-- GIVEN DATA start --
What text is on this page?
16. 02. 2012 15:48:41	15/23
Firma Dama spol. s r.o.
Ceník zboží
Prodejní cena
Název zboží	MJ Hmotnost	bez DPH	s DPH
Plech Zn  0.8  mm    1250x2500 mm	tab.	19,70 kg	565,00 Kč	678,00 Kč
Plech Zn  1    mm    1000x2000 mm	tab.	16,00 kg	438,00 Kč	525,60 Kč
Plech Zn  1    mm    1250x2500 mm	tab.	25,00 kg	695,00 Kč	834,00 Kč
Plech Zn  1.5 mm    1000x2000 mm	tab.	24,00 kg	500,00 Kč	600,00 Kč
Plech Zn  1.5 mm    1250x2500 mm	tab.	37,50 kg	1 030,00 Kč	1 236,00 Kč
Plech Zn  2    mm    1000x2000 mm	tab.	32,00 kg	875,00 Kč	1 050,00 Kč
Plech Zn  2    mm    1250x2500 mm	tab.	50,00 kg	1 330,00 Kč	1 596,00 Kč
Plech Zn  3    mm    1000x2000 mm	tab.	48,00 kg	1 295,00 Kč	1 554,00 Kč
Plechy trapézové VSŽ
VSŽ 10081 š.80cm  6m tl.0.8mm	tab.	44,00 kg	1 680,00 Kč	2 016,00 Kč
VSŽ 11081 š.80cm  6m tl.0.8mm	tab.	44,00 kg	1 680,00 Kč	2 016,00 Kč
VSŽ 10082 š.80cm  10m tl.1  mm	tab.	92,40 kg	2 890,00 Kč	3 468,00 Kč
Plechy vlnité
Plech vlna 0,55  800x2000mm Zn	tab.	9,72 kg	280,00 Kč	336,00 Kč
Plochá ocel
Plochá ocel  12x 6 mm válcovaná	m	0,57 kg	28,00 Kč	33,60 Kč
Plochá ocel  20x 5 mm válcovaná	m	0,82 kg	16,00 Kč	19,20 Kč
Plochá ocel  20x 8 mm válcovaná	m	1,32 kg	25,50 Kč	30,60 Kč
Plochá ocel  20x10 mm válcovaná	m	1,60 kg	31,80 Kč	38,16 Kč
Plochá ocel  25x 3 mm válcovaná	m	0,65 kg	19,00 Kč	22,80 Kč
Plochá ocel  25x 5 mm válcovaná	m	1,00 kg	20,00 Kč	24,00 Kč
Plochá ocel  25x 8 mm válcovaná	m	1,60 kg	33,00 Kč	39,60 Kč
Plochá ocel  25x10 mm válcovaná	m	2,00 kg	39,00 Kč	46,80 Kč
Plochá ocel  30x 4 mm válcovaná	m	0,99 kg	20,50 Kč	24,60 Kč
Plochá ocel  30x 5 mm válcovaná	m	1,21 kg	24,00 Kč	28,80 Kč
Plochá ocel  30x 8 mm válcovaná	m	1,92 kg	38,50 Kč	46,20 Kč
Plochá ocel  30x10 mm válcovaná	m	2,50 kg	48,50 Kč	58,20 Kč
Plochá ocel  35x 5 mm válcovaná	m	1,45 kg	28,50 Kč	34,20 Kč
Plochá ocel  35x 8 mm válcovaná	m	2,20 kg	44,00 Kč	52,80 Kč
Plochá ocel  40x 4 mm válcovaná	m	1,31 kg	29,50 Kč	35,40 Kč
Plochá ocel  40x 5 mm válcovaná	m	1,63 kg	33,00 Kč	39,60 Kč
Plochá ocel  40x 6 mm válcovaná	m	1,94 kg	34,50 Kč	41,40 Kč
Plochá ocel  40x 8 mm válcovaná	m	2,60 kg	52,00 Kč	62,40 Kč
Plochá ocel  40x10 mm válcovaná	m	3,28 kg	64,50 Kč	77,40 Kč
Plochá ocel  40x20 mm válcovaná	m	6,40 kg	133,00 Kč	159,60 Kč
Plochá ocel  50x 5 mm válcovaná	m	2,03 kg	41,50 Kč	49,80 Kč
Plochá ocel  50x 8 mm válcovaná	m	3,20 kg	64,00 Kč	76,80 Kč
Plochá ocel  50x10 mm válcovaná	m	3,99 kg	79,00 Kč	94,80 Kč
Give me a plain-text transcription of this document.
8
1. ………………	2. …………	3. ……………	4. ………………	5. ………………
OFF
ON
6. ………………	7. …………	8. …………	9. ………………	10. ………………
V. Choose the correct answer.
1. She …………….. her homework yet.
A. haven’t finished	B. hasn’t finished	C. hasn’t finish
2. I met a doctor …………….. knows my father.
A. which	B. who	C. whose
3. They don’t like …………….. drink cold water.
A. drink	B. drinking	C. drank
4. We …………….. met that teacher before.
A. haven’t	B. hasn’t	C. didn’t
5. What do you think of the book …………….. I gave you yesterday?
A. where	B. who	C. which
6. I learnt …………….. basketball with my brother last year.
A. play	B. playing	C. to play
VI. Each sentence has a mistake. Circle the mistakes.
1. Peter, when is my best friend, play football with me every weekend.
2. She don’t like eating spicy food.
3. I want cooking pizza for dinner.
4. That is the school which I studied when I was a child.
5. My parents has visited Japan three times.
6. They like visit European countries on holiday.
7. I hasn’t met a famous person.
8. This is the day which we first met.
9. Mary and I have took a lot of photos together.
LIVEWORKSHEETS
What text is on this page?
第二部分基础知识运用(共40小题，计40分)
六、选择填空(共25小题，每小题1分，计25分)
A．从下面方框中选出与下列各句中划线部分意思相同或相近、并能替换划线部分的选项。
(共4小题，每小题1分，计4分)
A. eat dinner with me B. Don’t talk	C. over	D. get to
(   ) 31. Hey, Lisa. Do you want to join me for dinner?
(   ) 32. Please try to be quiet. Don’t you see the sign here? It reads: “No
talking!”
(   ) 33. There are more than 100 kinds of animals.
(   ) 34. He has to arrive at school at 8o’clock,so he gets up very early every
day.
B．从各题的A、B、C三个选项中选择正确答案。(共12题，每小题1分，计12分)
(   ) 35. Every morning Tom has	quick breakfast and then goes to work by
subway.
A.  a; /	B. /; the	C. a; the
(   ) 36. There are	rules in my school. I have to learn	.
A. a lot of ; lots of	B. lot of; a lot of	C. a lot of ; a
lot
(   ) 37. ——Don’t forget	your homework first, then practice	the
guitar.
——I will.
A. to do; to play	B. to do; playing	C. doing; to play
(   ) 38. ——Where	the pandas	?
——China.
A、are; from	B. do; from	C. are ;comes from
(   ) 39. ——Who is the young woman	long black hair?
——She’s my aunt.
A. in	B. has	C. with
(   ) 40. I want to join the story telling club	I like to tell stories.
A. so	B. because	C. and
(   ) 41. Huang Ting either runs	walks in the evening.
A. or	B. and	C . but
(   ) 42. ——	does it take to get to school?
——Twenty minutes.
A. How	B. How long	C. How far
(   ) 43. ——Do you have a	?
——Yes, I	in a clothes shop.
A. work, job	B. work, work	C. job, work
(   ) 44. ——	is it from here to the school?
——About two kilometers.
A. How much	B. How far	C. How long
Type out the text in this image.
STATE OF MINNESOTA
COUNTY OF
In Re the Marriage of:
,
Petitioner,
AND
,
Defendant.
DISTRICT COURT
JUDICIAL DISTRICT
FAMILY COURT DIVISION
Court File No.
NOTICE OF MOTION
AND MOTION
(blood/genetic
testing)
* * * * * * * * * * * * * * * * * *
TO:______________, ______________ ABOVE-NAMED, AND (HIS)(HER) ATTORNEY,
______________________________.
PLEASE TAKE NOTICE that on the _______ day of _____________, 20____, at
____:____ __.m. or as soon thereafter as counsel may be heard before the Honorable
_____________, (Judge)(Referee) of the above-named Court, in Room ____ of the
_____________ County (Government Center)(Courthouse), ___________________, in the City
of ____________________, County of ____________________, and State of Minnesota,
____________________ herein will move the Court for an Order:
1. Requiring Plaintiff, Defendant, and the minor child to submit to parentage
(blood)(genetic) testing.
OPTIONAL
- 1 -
-- GIVEN DATA end --
WHAT NEEDS TO BE DONE: Each line of the material above either contains the word "hasn" or does not; state how many do, and nothing else.

WRITTEN SOLUTION: 3